● **WHAT IS NEEDED**: Locate every line below that contains the word "Document" and copy it.

● **DATA LINES**:

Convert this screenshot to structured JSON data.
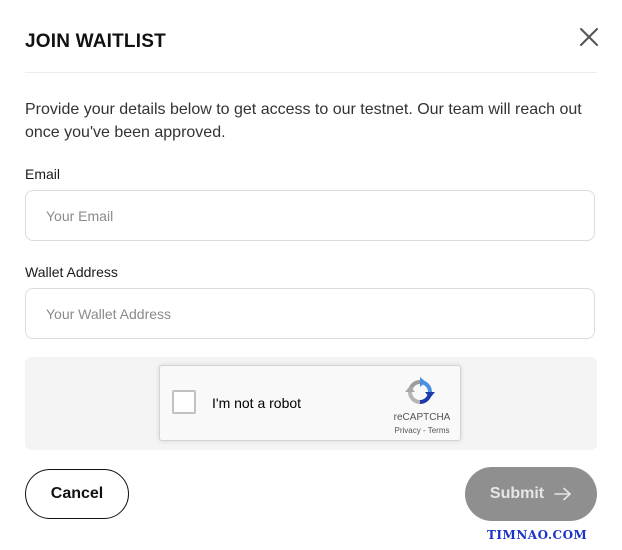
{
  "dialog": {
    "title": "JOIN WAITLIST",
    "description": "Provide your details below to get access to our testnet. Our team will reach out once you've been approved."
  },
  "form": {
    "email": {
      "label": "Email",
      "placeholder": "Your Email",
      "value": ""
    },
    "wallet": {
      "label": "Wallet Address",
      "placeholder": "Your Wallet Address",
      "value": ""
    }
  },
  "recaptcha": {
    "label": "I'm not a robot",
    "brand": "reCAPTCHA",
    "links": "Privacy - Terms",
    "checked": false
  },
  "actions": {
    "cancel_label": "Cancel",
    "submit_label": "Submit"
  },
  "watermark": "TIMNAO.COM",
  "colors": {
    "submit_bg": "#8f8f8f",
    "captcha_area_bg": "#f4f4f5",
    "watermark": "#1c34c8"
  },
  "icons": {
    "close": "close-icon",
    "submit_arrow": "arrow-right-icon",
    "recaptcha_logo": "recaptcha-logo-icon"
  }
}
==
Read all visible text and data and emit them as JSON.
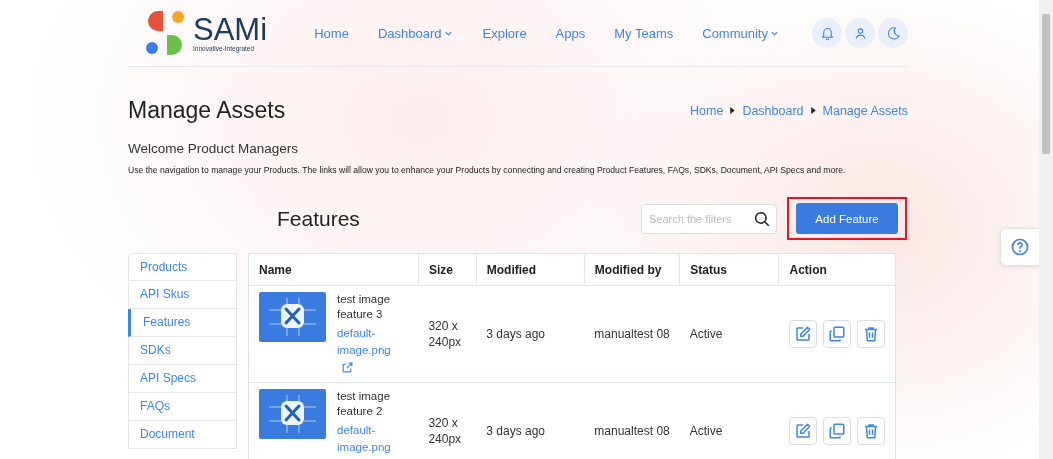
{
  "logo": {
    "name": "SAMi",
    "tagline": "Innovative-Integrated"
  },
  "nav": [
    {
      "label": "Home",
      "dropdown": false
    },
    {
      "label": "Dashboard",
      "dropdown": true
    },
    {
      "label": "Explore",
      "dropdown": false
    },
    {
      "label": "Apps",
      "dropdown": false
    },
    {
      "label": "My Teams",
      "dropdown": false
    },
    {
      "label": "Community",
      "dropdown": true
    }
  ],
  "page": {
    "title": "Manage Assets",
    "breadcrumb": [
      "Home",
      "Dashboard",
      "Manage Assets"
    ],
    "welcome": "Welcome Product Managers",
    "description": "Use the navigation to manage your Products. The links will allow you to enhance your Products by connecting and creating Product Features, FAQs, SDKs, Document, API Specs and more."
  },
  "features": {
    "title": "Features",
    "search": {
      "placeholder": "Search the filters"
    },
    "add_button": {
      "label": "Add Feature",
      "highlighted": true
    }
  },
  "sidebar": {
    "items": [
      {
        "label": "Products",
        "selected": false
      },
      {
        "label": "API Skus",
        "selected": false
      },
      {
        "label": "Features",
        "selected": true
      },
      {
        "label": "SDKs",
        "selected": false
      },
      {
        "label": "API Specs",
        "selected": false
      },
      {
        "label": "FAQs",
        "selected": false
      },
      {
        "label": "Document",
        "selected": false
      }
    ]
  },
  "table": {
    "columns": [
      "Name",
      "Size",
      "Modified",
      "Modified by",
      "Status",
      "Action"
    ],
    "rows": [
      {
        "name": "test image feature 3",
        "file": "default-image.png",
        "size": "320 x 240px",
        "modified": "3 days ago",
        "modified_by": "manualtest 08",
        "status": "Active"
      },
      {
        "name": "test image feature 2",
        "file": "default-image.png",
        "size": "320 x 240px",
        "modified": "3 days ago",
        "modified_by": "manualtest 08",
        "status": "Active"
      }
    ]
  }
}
...
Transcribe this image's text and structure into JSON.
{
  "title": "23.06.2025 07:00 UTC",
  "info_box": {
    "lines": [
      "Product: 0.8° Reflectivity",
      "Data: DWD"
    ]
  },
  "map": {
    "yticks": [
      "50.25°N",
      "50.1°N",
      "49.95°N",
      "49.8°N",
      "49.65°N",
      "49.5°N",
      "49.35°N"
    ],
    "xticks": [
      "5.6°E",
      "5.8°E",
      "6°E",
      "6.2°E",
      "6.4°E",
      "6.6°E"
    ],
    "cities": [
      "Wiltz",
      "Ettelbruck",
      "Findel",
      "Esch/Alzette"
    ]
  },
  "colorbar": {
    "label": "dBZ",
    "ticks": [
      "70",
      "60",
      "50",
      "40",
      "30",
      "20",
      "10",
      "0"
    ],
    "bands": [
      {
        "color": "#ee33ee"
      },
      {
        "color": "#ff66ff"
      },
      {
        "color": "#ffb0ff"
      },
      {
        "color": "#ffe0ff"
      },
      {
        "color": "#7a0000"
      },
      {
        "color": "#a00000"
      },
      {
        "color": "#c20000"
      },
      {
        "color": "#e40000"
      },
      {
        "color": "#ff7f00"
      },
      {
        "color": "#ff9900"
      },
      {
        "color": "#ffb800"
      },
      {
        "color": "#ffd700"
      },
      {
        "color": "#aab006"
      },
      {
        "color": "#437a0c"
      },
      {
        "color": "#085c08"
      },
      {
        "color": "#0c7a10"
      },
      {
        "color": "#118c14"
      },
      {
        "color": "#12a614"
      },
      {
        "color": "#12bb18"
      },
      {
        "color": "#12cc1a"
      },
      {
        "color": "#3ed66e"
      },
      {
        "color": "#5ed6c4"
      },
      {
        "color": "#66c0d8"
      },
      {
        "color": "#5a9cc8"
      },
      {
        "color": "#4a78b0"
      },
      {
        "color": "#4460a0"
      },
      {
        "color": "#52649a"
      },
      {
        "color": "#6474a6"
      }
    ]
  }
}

● **RIGHT ANSWER**:
    "description": "Use the navigation to manage your Products. The links will allow you to enhance your Products by connecting and creating Product Features, FAQs, SDKs, Document, API Specs and more."
        "label": "Document",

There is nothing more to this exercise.